**Exercise brief:** Lines that hold the word "kenikmatan" should be located and copied.

**Stored items:**
>>>>
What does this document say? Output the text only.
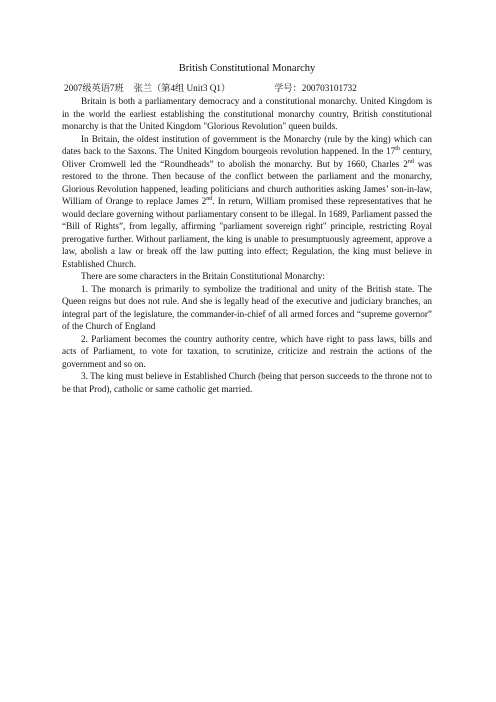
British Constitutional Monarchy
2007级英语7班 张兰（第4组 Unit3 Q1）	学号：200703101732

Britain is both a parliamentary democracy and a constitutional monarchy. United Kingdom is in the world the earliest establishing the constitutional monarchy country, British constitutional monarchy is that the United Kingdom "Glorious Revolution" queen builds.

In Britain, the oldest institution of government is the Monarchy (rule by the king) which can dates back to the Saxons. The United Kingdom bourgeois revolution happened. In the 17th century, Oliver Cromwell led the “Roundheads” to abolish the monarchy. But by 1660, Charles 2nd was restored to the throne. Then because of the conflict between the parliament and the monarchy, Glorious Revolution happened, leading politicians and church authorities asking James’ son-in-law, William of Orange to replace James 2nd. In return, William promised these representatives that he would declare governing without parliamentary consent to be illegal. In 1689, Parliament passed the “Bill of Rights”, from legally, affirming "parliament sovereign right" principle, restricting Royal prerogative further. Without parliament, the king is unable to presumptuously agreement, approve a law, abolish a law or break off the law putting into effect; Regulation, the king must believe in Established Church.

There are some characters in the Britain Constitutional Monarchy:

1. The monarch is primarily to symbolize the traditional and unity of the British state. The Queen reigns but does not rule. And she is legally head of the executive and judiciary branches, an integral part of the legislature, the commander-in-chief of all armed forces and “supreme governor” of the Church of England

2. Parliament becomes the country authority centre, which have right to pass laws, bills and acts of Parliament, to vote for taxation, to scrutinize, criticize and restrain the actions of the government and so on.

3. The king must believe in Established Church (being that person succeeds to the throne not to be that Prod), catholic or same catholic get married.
<<<<
>>>>
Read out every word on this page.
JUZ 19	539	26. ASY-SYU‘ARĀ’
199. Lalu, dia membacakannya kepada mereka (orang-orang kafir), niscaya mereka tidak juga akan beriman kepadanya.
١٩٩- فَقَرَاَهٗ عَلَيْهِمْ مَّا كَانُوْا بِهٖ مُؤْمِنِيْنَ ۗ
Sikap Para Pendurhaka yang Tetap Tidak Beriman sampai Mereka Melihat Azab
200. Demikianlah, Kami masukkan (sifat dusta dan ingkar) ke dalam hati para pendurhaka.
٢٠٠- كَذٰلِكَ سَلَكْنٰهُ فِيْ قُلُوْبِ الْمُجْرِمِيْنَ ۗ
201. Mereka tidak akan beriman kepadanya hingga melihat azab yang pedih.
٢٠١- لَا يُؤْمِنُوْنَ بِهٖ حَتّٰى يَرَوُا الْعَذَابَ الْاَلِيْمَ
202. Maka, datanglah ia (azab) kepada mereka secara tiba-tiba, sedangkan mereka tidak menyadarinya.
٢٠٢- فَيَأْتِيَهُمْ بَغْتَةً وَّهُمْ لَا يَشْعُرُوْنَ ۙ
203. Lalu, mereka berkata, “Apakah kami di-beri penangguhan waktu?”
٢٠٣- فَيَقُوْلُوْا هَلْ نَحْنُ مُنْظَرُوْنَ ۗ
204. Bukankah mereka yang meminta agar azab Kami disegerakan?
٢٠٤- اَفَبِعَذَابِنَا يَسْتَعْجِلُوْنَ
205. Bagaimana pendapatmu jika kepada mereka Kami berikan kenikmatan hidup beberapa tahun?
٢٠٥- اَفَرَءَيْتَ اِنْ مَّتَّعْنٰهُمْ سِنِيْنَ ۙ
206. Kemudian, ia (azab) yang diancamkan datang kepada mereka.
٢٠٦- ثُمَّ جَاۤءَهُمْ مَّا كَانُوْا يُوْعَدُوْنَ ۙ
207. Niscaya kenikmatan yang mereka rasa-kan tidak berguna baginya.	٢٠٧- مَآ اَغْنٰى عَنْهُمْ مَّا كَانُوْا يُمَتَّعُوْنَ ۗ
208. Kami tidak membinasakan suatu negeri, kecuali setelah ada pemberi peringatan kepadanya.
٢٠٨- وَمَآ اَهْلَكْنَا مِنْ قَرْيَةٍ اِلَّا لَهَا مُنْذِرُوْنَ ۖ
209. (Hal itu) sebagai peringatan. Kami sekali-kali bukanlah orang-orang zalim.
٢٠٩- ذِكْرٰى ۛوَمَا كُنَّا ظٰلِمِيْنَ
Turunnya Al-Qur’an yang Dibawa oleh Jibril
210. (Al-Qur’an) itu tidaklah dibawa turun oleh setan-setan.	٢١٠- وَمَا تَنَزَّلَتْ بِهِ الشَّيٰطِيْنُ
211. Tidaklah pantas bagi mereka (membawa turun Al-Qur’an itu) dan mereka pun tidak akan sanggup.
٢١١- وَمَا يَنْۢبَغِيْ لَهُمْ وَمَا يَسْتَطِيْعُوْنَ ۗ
<<<<
**Correct result:**
205. Bagaimana pendapatmu jika kepada mereka Kami berikan kenikmatan hidup beberapa tahun?
207. Niscaya kenikmatan yang mereka rasa-kan tidak berguna baginya.	٢٠٧- مَآ اَغْنٰى عَنْهُمْ مَّا كَانُوْا يُمَتَّعُوْنَ ۗ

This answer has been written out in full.